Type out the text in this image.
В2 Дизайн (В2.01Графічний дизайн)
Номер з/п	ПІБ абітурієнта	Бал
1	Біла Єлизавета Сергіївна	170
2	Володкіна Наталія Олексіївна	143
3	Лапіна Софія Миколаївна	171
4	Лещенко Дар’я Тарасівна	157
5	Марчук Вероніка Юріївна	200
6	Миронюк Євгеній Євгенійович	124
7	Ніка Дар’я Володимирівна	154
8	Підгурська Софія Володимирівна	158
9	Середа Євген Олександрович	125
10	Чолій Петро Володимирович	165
•••
EXERCISE DIRECTIONS |
Look through the entries above; copy each line where the string "Володимирівна" appears.

OUTPUT OF THE EXERCISE |
7	Ніка Дар’я Володимирівна	154
8	Підгурська Софія Володимирівна	158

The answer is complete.